**TASK:** Go through the listing and copy every line word for word.

**SUPPLIED RECORDS:**
- - - - -
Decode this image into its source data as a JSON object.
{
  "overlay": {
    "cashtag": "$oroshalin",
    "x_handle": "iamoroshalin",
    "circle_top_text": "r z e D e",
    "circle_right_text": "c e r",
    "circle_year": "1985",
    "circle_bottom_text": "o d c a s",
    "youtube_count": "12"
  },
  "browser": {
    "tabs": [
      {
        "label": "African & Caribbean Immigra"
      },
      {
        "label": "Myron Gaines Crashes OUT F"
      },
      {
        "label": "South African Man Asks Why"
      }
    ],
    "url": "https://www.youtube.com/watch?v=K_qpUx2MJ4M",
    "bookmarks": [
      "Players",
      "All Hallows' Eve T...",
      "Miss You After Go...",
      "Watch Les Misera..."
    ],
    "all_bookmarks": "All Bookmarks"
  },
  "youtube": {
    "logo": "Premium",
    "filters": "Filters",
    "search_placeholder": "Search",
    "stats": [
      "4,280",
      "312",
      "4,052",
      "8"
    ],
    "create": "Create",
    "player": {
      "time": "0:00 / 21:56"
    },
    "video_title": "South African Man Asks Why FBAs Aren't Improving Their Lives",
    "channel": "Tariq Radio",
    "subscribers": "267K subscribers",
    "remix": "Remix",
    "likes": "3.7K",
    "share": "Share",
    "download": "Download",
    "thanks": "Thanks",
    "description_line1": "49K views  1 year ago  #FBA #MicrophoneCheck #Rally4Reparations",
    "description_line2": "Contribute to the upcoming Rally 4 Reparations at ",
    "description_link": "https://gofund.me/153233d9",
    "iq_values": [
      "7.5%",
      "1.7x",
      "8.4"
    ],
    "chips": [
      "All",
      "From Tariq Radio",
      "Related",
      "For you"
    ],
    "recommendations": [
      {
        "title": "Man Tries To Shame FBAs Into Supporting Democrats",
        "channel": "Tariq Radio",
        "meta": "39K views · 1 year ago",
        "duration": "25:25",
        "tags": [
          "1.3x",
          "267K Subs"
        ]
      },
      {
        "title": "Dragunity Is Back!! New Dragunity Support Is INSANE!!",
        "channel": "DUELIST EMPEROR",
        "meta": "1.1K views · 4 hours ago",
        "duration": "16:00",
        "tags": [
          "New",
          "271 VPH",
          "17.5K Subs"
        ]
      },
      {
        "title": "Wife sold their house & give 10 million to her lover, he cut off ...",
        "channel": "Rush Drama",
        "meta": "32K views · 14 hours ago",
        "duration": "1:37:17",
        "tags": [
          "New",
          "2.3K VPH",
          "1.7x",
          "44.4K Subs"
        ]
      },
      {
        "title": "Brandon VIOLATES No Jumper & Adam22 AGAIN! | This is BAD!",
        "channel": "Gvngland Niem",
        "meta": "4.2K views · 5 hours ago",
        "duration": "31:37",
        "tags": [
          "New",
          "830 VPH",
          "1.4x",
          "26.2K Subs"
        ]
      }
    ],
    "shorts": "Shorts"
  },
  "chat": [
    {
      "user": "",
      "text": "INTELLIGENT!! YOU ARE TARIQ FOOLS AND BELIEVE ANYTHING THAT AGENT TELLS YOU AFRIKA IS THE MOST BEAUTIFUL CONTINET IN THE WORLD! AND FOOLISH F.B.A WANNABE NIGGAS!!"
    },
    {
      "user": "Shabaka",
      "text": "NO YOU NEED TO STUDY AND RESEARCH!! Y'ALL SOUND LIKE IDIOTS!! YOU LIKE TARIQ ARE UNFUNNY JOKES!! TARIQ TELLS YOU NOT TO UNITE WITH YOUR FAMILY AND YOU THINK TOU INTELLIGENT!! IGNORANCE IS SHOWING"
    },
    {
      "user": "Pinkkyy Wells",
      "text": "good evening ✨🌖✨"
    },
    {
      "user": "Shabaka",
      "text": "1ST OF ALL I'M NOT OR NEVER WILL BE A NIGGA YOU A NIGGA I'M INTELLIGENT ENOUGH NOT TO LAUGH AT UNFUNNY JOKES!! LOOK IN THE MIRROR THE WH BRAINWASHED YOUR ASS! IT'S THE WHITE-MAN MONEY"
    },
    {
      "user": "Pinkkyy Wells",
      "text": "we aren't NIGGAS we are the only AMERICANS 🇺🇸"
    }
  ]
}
- - - - -
**RESPONSE FOR THIS EXERCISE:**
Decode this image into its source data as a JSON object.
{
  "overlay": {
    "cashtag": "$oroshalin",
    "x_handle": "iamoroshalin",
    "circle_top_text": "r z e D e",
    "circle_right_text": "c e r",
    "circle_year": "1985",
    "circle_bottom_text": "o d c a s",
    "youtube_count": "12"
  },
  "browser": {
    "tabs": [
      {
        "label": "African & Caribbean Immigra"
      },
      {
        "label": "Myron Gaines Crashes OUT F"
      },
      {
        "label": "South African Man Asks Why"
      }
    ],
    "url": "https://www.youtube.com/watch?v=K_qpUx2MJ4M",
    "bookmarks": [
      "Players",
      "All Hallows' Eve T...",
      "Miss You After Go...",
      "Watch Les Misera..."
    ],
    "all_bookmarks": "All Bookmarks"
  },
  "youtube": {
    "logo": "Premium",
    "filters": "Filters",
    "search_placeholder": "Search",
    "stats": [
      "4,280",
      "312",
      "4,052",
      "8"
    ],
    "create": "Create",
    "player": {
      "time": "0:00 / 21:56"
    },
    "video_title": "South African Man Asks Why FBAs Aren't Improving Their Lives",
    "channel": "Tariq Radio",
    "subscribers": "267K subscribers",
    "remix": "Remix",
    "likes": "3.7K",
    "share": "Share",
    "download": "Download",
    "thanks": "Thanks",
    "description_line1": "49K views  1 year ago  #FBA #MicrophoneCheck #Rally4Reparations",
    "description_line2": "Contribute to the upcoming Rally 4 Reparations at ",
    "description_link": "https://gofund.me/153233d9",
    "iq_values": [
      "7.5%",
      "1.7x",
      "8.4"
    ],
    "chips": [
      "All",
      "From Tariq Radio",
      "Related",
      "For you"
    ],
    "recommendations": [
      {
        "title": "Man Tries To Shame FBAs Into Supporting Democrats",
        "channel": "Tariq Radio",
        "meta": "39K views · 1 year ago",
        "duration": "25:25",
        "tags": [
          "1.3x",
          "267K Subs"
        ]
      },
      {
        "title": "Dragunity Is Back!! New Dragunity Support Is INSANE!!",
        "channel": "DUELIST EMPEROR",
        "meta": "1.1K views · 4 hours ago",
        "duration": "16:00",
        "tags": [
          "New",
          "271 VPH",
          "17.5K Subs"
        ]
      },
      {
        "title": "Wife sold their house & give 10 million to her lover, he cut off ...",
        "channel": "Rush Drama",
        "meta": "32K views · 14 hours ago",
        "duration": "1:37:17",
        "tags": [
          "New",
          "2.3K VPH",
          "1.7x",
          "44.4K Subs"
        ]
      },
      {
        "title": "Brandon VIOLATES No Jumper & Adam22 AGAIN! | This is BAD!",
        "channel": "Gvngland Niem",
        "meta": "4.2K views · 5 hours ago",
        "duration": "31:37",
        "tags": [
          "New",
          "830 VPH",
          "1.4x",
          "26.2K Subs"
        ]
      }
    ],
    "shorts": "Shorts"
  },
  "chat": [
    {
      "user": "",
      "text": "INTELLIGENT!! YOU ARE TARIQ FOOLS AND BELIEVE ANYTHING THAT AGENT TELLS YOU AFRIKA IS THE MOST BEAUTIFUL CONTINET IN THE WORLD! AND FOOLISH F.B.A WANNABE NIGGAS!!"
    },
    {
      "user": "Shabaka",
      "text": "NO YOU NEED TO STUDY AND RESEARCH!! Y'ALL SOUND LIKE IDIOTS!! YOU LIKE TARIQ ARE UNFUNNY JOKES!! TARIQ TELLS YOU NOT TO UNITE WITH YOUR FAMILY AND YOU THINK TOU INTELLIGENT!! IGNORANCE IS SHOWING"
    },
    {
      "user": "Pinkkyy Wells",
      "text": "good evening ✨🌖✨"
    },
    {
      "user": "Shabaka",
      "text": "1ST OF ALL I'M NOT OR NEVER WILL BE A NIGGA YOU A NIGGA I'M INTELLIGENT ENOUGH NOT TO LAUGH AT UNFUNNY JOKES!! LOOK IN THE MIRROR THE WH BRAINWASHED YOUR ASS! IT'S THE WHITE-MAN MONEY"
    },
    {
      "user": "Pinkkyy Wells",
      "text": "we aren't NIGGAS we are the only AMERICANS 🇺🇸"
    }
  ]
}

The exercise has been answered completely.